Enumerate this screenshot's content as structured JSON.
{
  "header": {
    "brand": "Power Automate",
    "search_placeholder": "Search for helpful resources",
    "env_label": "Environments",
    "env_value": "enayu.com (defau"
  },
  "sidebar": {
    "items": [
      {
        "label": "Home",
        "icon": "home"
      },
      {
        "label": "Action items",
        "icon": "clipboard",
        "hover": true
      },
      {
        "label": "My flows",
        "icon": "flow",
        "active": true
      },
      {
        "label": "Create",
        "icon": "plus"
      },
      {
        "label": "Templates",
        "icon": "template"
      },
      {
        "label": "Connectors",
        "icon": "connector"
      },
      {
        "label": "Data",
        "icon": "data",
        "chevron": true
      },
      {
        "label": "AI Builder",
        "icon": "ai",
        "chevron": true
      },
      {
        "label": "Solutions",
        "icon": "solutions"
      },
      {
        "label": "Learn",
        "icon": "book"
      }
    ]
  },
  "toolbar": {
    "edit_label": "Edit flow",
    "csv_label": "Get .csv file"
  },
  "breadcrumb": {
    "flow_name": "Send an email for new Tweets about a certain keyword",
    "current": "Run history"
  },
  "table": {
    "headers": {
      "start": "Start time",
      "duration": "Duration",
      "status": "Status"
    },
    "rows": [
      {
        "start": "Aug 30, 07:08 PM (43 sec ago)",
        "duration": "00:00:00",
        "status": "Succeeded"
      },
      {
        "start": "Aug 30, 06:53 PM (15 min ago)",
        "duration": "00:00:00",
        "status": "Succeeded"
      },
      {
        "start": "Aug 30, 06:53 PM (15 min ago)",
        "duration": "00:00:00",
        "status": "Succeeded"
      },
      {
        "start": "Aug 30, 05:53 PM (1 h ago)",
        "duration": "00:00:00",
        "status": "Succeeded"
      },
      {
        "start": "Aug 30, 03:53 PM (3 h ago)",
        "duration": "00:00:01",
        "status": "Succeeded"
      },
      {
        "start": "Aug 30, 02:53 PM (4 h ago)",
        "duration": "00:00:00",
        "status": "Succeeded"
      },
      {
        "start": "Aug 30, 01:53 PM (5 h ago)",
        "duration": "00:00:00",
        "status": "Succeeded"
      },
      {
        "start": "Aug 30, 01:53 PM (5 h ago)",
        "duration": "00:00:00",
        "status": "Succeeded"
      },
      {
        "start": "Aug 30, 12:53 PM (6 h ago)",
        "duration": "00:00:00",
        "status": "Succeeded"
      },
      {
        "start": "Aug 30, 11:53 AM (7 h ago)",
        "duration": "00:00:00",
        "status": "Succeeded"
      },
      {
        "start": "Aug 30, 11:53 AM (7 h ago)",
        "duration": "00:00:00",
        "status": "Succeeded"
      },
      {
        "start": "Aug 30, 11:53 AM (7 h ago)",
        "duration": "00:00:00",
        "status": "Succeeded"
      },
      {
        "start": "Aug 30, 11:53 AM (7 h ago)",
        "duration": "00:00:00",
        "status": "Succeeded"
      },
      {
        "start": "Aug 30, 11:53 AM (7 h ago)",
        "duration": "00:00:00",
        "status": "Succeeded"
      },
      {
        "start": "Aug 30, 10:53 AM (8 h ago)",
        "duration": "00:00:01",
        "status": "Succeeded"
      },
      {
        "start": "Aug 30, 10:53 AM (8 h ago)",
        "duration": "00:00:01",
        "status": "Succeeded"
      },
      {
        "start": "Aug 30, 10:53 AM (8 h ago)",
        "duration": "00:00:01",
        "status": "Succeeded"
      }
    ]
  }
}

--- --- ---

Type out the entries again, word for word.

### EXERCISE RESPONSE
Enumerate this screenshot's content as structured JSON.
{
  "header": {
    "brand": "Power Automate",
    "search_placeholder": "Search for helpful resources",
    "env_label": "Environments",
    "env_value": "enayu.com (defau"
  },
  "sidebar": {
    "items": [
      {
        "label": "Home",
        "icon": "home"
      },
      {
        "label": "Action items",
        "icon": "clipboard",
        "hover": true
      },
      {
        "label": "My flows",
        "icon": "flow",
        "active": true
      },
      {
        "label": "Create",
        "icon": "plus"
      },
      {
        "label": "Templates",
        "icon": "template"
      },
      {
        "label": "Connectors",
        "icon": "connector"
      },
      {
        "label": "Data",
        "icon": "data",
        "chevron": true
      },
      {
        "label": "AI Builder",
        "icon": "ai",
        "chevron": true
      },
      {
        "label": "Solutions",
        "icon": "solutions"
      },
      {
        "label": "Learn",
        "icon": "book"
      }
    ]
  },
  "toolbar": {
    "edit_label": "Edit flow",
    "csv_label": "Get .csv file"
  },
  "breadcrumb": {
    "flow_name": "Send an email for new Tweets about a certain keyword",
    "current": "Run history"
  },
  "table": {
    "headers": {
      "start": "Start time",
      "duration": "Duration",
      "status": "Status"
    },
    "rows": [
      {
        "start": "Aug 30, 07:08 PM (43 sec ago)",
        "duration": "00:00:00",
        "status": "Succeeded"
      },
      {
        "start": "Aug 30, 06:53 PM (15 min ago)",
        "duration": "00:00:00",
        "status": "Succeeded"
      },
      {
        "start": "Aug 30, 06:53 PM (15 min ago)",
        "duration": "00:00:00",
        "status": "Succeeded"
      },
      {
        "start": "Aug 30, 05:53 PM (1 h ago)",
        "duration": "00:00:00",
        "status": "Succeeded"
      },
      {
        "start": "Aug 30, 03:53 PM (3 h ago)",
        "duration": "00:00:01",
        "status": "Succeeded"
      },
      {
        "start": "Aug 30, 02:53 PM (4 h ago)",
        "duration": "00:00:00",
        "status": "Succeeded"
      },
      {
        "start": "Aug 30, 01:53 PM (5 h ago)",
        "duration": "00:00:00",
        "status": "Succeeded"
      },
      {
        "start": "Aug 30, 01:53 PM (5 h ago)",
        "duration": "00:00:00",
        "status": "Succeeded"
      },
      {
        "start": "Aug 30, 12:53 PM (6 h ago)",
        "duration": "00:00:00",
        "status": "Succeeded"
      },
      {
        "start": "Aug 30, 11:53 AM (7 h ago)",
        "duration": "00:00:00",
        "status": "Succeeded"
      },
      {
        "start": "Aug 30, 11:53 AM (7 h ago)",
        "duration": "00:00:00",
        "status": "Succeeded"
      },
      {
        "start": "Aug 30, 11:53 AM (7 h ago)",
        "duration": "00:00:00",
        "status": "Succeeded"
      },
      {
        "start": "Aug 30, 11:53 AM (7 h ago)",
        "duration": "00:00:00",
        "status": "Succeeded"
      },
      {
        "start": "Aug 30, 11:53 AM (7 h ago)",
        "duration": "00:00:00",
        "status": "Succeeded"
      },
      {
        "start": "Aug 30, 10:53 AM (8 h ago)",
        "duration": "00:00:01",
        "status": "Succeeded"
      },
      {
        "start": "Aug 30, 10:53 AM (8 h ago)",
        "duration": "00:00:01",
        "status": "Succeeded"
      },
      {
        "start": "Aug 30, 10:53 AM (8 h ago)",
        "duration": "00:00:01",
        "status": "Succeeded"
      }
    ]
  }
}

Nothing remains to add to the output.